━━ Extracted data ━━

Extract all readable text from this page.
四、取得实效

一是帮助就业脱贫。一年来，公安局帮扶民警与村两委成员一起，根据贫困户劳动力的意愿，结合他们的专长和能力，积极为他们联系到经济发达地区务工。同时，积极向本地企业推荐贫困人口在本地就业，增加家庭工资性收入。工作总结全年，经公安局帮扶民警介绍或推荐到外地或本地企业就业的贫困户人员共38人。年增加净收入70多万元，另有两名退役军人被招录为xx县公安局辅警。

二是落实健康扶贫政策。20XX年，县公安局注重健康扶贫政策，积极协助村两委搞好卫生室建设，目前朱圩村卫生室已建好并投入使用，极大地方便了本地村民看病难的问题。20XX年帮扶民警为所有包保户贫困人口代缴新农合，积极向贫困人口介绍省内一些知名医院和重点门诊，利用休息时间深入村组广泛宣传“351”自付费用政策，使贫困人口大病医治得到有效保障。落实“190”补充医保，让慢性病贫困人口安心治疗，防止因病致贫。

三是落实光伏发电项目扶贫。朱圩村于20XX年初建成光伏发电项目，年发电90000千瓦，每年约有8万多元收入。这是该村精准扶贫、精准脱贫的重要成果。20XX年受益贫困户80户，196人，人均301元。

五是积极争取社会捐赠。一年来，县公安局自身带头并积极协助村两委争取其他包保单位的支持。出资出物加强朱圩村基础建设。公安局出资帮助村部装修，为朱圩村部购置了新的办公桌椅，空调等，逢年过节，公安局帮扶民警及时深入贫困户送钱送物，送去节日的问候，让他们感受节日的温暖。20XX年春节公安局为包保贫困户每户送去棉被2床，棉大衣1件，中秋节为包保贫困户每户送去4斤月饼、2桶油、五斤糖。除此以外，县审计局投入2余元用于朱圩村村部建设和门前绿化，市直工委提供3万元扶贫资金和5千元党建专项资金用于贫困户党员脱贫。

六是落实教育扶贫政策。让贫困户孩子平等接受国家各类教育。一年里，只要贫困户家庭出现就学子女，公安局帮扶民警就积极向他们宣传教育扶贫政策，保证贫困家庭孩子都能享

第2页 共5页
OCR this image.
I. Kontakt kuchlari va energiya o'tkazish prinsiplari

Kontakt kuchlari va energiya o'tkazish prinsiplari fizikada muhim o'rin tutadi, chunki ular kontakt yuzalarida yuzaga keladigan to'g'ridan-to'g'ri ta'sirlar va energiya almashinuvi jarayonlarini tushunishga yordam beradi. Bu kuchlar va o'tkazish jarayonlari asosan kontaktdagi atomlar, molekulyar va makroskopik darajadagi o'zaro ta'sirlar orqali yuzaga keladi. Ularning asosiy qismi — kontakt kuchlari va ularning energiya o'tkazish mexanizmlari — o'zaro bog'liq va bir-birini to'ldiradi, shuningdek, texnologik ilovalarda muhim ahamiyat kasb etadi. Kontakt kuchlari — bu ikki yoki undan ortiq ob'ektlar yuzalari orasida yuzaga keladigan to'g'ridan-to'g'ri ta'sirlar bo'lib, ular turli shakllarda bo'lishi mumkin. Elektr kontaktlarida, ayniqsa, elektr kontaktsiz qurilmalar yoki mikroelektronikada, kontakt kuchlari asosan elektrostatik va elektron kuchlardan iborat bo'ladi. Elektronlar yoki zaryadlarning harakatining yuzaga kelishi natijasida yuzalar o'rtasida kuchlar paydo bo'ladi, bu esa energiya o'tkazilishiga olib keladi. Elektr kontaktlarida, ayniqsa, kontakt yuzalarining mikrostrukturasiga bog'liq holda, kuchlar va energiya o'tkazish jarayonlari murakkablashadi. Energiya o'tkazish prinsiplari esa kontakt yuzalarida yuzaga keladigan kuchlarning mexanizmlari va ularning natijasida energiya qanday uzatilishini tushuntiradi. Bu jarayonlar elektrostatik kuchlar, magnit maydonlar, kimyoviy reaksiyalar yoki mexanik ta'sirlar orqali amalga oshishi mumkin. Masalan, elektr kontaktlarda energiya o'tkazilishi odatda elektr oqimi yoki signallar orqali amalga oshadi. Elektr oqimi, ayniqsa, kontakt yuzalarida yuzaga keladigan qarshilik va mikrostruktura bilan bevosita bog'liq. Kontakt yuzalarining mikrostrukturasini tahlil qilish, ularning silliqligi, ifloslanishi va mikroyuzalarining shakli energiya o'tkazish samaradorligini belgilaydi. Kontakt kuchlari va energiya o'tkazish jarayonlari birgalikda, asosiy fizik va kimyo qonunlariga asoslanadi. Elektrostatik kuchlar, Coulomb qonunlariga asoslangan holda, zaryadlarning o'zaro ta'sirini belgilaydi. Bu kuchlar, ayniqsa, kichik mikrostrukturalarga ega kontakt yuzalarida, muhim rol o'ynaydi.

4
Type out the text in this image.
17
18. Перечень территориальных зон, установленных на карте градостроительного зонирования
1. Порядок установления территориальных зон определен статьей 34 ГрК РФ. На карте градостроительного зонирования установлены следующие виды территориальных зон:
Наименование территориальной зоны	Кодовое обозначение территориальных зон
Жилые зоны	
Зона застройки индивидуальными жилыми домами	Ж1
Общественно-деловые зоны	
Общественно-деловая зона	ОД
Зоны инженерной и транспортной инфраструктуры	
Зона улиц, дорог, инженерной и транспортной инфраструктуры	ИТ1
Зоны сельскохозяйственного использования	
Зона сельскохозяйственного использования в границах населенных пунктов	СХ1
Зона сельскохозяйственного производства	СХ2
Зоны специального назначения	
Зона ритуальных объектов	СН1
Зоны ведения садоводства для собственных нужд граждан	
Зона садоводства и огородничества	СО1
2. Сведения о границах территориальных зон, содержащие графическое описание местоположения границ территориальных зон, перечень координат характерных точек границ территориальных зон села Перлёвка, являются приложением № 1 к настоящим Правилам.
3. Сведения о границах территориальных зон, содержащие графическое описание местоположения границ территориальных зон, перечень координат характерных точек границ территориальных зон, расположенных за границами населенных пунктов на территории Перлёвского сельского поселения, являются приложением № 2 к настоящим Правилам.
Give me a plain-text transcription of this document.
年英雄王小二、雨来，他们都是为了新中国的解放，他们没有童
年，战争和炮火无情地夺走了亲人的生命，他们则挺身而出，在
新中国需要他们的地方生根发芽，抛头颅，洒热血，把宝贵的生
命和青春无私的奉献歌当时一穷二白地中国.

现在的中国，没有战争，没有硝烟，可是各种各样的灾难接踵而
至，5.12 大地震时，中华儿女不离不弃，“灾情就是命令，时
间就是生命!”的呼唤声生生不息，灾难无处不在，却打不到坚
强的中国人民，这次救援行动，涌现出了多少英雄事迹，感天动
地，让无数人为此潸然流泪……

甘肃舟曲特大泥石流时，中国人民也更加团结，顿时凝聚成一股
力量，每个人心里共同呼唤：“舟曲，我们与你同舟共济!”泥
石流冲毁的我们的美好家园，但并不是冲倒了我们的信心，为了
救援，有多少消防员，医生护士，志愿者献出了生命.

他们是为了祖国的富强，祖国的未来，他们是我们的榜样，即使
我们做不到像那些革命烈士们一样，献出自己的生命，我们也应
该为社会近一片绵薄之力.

━━━

== Work required ==
Scan the entries above for the word "садоводства" and collect each line holding it.

== Written response ==
Зоны ведения садоводства для собственных нужд граждан	
Зона садоводства и огородничества	СО1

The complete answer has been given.